REQUEST: Repeat the entire listing exactly.

EXERCISE INPUTS:
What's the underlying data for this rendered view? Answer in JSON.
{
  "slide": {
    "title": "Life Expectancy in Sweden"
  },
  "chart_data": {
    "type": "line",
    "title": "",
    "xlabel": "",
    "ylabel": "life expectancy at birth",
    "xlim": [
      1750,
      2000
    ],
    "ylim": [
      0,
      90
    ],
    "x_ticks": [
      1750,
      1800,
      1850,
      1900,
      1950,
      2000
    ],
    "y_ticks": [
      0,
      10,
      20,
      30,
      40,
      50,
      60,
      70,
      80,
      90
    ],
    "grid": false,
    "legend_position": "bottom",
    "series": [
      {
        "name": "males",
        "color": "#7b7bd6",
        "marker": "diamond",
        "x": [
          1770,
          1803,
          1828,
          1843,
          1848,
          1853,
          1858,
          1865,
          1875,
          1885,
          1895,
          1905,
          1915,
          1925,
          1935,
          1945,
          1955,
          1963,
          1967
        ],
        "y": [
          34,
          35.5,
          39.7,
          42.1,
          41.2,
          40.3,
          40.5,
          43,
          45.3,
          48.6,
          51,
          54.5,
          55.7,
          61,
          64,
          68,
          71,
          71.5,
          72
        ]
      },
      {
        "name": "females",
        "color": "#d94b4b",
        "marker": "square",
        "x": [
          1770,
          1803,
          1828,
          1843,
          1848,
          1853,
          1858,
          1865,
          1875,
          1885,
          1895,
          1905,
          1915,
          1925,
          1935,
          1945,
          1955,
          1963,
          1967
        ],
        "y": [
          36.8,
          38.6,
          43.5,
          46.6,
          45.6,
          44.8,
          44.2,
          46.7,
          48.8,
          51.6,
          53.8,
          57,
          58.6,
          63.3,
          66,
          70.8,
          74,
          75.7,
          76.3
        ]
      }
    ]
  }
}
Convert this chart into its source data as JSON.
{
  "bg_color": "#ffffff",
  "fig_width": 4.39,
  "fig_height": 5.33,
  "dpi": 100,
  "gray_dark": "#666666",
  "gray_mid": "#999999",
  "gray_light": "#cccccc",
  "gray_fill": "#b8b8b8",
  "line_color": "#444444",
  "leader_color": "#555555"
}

FINAL RESULT:
What's the underlying data for this rendered view? Answer in JSON.
{
  "slide": {
    "title": "Life Expectancy in Sweden"
  },
  "chart_data": {
    "type": "line",
    "title": "",
    "xlabel": "",
    "ylabel": "life expectancy at birth",
    "xlim": [
      1750,
      2000
    ],
    "ylim": [
      0,
      90
    ],
    "x_ticks": [
      1750,
      1800,
      1850,
      1900,
      1950,
      2000
    ],
    "y_ticks": [
      0,
      10,
      20,
      30,
      40,
      50,
      60,
      70,
      80,
      90
    ],
    "grid": false,
    "legend_position": "bottom",
    "series": [
      {
        "name": "males",
        "color": "#7b7bd6",
        "marker": "diamond",
        "x": [
          1770,
          1803,
          1828,
          1843,
          1848,
          1853,
          1858,
          1865,
          1875,
          1885,
          1895,
          1905,
          1915,
          1925,
          1935,
          1945,
          1955,
          1963,
          1967
        ],
        "y": [
          34,
          35.5,
          39.7,
          42.1,
          41.2,
          40.3,
          40.5,
          43,
          45.3,
          48.6,
          51,
          54.5,
          55.7,
          61,
          64,
          68,
          71,
          71.5,
          72
        ]
      },
      {
        "name": "females",
        "color": "#d94b4b",
        "marker": "square",
        "x": [
          1770,
          1803,
          1828,
          1843,
          1848,
          1853,
          1858,
          1865,
          1875,
          1885,
          1895,
          1905,
          1915,
          1925,
          1935,
          1945,
          1955,
          1963,
          1967
        ],
        "y": [
          36.8,
          38.6,
          43.5,
          46.6,
          45.6,
          44.8,
          44.2,
          46.7,
          48.8,
          51.6,
          53.8,
          57,
          58.6,
          63.3,
          66,
          70.8,
          74,
          75.7,
          76.3
        ]
      }
    ]
  }
}
Convert this chart into its source data as JSON.
{
  "bg_color": "#ffffff",
  "fig_width": 4.39,
  "fig_height": 5.33,
  "dpi": 100,
  "gray_dark": "#666666",
  "gray_mid": "#999999",
  "gray_light": "#cccccc",
  "gray_fill": "#b8b8b8",
  "line_color": "#444444",
  "leader_color": "#555555"
}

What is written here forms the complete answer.